Count every line in the data below where "países" occurs, then state that number and nothing more.
-- DATASET CONTENT follows --
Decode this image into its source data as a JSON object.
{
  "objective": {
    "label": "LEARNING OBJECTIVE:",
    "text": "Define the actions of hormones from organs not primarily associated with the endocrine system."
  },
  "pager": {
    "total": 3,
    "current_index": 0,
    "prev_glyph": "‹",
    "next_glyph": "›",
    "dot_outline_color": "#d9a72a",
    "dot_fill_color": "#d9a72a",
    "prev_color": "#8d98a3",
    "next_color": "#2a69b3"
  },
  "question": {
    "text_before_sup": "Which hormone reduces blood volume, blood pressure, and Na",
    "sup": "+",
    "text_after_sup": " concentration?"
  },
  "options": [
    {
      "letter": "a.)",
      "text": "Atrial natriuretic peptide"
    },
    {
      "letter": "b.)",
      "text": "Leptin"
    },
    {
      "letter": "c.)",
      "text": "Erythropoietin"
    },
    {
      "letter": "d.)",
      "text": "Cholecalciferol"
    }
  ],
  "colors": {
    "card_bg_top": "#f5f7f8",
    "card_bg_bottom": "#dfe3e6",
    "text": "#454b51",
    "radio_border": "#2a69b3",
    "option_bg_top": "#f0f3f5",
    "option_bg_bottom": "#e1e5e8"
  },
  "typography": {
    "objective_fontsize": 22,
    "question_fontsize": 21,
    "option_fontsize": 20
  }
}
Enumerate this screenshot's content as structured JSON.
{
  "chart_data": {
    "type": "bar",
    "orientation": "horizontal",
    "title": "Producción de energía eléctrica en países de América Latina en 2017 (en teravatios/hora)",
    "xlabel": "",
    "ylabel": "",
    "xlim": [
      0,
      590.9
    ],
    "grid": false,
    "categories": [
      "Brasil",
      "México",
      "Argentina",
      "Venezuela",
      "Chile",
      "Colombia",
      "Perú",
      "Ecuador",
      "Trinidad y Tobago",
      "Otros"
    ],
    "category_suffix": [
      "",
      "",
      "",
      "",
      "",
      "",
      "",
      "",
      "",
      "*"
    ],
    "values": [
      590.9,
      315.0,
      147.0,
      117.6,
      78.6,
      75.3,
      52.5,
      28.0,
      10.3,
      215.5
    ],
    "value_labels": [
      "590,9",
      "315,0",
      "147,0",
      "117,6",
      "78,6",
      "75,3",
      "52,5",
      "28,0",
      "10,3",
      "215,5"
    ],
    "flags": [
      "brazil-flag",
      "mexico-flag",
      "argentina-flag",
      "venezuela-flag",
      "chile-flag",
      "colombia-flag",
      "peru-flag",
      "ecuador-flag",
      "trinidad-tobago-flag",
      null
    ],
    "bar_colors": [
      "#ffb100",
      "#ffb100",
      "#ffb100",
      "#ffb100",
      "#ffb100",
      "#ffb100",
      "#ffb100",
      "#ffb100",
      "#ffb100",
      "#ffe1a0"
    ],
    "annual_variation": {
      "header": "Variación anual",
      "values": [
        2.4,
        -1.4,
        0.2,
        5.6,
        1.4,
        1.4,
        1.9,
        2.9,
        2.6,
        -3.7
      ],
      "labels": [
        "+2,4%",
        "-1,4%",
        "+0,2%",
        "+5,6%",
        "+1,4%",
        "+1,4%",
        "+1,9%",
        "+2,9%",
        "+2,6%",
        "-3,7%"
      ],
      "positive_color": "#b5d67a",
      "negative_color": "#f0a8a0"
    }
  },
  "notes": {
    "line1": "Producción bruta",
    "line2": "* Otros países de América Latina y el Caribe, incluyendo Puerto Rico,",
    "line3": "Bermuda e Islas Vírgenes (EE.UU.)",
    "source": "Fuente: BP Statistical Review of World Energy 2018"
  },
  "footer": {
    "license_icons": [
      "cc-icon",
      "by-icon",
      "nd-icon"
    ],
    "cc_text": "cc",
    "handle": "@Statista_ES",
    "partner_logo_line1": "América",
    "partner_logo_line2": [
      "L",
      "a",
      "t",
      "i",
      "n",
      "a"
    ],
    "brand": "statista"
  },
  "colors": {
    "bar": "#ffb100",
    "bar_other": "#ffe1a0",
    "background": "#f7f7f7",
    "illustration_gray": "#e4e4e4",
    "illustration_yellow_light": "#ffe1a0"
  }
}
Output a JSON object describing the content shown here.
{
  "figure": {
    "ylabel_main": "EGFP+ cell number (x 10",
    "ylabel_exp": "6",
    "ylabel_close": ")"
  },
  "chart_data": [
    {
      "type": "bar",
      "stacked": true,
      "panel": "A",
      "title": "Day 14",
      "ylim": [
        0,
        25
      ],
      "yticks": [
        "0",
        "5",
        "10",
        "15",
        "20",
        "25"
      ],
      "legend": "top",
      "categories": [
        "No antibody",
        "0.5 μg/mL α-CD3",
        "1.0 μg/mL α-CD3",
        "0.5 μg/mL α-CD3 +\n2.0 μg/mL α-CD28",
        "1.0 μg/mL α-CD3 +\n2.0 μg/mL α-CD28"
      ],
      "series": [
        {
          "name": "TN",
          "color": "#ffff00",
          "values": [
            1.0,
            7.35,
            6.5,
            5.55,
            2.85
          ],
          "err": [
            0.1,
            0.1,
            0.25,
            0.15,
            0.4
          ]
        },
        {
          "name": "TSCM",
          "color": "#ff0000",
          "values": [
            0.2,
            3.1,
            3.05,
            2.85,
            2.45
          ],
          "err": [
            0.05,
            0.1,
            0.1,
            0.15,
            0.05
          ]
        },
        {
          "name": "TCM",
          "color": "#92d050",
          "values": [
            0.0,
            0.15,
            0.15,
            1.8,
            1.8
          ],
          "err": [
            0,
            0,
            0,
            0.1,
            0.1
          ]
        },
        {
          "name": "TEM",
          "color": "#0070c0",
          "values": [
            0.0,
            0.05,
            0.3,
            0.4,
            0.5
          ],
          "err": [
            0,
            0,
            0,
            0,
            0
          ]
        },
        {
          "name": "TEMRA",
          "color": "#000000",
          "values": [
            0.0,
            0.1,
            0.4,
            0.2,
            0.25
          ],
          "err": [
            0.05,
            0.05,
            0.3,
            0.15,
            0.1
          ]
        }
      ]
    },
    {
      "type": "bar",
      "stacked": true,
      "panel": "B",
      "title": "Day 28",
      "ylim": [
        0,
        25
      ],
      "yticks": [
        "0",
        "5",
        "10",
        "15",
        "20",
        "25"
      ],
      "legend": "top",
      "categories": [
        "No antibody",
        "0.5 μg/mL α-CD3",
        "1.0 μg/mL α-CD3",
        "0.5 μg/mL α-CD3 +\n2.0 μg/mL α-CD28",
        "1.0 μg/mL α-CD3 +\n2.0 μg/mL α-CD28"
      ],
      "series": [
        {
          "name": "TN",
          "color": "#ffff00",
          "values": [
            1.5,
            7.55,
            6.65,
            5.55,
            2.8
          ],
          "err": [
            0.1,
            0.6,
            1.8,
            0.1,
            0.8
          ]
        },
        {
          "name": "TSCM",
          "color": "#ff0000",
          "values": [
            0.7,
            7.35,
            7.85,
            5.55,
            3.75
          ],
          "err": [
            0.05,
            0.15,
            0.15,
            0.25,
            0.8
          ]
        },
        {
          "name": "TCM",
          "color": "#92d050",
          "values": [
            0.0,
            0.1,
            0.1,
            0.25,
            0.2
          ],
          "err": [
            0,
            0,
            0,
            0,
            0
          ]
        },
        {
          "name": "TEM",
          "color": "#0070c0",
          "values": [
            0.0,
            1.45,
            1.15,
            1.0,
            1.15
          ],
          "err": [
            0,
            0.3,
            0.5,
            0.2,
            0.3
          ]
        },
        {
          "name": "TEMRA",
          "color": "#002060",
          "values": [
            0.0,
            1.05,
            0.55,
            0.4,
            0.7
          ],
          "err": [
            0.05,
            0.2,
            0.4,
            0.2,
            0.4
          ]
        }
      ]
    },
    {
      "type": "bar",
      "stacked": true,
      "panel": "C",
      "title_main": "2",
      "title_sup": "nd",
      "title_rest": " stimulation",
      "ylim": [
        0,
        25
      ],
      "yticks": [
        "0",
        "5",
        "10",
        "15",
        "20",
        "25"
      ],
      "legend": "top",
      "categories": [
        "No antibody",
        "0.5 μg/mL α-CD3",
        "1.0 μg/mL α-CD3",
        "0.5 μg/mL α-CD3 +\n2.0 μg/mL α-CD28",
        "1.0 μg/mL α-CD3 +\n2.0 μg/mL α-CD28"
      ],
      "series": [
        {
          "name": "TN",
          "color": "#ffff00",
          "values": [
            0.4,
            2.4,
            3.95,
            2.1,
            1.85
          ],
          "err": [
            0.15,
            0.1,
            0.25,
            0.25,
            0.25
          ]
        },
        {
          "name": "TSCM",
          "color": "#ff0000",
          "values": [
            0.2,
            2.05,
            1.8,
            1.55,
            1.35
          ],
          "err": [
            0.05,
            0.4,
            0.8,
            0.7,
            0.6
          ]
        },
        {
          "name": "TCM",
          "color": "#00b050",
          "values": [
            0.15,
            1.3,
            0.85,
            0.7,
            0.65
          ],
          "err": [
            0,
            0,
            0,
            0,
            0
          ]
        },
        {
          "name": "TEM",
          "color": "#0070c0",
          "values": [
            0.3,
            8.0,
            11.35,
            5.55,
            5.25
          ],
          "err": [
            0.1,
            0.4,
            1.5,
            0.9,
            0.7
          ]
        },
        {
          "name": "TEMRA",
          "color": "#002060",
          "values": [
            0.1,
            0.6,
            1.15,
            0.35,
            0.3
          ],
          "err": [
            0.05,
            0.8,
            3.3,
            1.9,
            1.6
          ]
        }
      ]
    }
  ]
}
-- DATASET CONTENT concluded --
- [ANSWER TO THE EXERCISE] 2